(Image layout annotations)

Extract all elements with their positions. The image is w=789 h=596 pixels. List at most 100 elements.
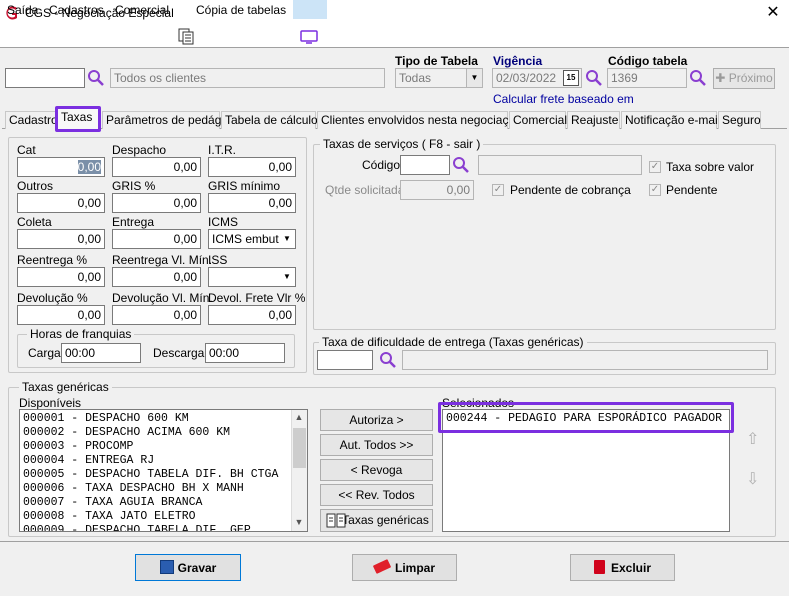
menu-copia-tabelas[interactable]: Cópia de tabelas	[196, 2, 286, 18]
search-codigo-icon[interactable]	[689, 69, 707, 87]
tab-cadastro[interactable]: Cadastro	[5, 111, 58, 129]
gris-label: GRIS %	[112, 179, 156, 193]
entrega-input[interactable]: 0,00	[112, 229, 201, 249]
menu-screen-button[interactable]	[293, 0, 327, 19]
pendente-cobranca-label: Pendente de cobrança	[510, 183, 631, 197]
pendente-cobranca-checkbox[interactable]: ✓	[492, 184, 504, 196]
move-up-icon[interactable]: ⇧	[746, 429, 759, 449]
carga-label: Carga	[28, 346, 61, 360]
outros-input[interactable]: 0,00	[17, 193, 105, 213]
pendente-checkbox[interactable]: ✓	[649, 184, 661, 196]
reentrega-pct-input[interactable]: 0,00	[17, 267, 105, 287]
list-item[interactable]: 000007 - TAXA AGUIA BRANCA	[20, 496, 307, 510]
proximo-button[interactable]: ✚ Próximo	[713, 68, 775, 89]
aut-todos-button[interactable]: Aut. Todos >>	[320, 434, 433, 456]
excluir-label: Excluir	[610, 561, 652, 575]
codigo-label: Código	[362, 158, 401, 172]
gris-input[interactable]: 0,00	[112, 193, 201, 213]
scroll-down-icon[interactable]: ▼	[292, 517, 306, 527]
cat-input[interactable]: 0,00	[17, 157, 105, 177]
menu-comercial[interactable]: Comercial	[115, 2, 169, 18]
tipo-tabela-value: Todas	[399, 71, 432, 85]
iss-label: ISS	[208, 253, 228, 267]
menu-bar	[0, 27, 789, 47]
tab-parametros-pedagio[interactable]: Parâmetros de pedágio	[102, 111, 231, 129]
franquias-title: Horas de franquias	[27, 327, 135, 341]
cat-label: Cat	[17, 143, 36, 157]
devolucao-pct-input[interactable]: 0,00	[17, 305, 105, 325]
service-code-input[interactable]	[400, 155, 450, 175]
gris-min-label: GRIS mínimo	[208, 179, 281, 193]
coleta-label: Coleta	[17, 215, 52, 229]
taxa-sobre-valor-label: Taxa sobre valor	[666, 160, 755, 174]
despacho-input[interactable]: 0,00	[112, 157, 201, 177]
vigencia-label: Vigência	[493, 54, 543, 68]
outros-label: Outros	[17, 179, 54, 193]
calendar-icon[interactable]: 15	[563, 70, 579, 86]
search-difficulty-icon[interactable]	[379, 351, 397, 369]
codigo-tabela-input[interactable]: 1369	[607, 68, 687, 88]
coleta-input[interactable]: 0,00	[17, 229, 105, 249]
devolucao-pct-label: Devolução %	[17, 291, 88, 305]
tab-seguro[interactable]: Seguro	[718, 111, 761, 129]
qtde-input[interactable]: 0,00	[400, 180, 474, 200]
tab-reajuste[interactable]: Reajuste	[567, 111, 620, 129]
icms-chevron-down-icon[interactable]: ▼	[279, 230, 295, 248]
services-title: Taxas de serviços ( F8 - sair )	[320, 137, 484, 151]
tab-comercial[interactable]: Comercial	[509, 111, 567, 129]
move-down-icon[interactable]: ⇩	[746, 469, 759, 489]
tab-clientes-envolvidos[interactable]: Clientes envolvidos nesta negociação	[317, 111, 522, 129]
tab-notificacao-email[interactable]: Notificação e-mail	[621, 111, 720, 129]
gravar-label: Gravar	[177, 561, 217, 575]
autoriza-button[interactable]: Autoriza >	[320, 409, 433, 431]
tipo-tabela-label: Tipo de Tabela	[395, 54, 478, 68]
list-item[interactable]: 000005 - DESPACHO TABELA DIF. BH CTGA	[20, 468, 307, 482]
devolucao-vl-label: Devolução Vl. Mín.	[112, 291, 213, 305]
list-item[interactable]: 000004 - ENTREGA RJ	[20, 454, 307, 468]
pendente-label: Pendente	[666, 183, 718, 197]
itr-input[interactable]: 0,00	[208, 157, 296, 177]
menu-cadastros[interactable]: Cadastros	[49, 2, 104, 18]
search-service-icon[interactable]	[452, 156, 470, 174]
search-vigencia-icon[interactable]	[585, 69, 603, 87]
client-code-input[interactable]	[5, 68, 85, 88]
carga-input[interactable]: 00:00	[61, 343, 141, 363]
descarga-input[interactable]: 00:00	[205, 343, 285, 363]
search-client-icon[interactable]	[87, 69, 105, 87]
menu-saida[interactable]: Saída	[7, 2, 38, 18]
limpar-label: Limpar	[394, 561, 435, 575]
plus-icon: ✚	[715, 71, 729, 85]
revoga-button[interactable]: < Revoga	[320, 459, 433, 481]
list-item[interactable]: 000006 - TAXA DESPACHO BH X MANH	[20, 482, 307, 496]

● **AIM**
Repeat verbatim the lines of the data above, from the line containing "menu-copia-tabelas[interactable]: Cópia de" through the line containing "pendente-cobranca-label: Pendente de", including both.

● **SOLUTION FOR THIS TASK**
menu-copia-tabelas[interactable]: Cópia de tabelas	[196, 2, 286, 18]
search-codigo-icon[interactable]	[689, 69, 707, 87]
tab-cadastro[interactable]: Cadastro	[5, 111, 58, 129]
gris-label: GRIS %	[112, 179, 156, 193]
entrega-input[interactable]: 0,00	[112, 229, 201, 249]
menu-screen-button[interactable]	[293, 0, 327, 19]
pendente-cobranca-label: Pendente de cobrança	[510, 183, 631, 197]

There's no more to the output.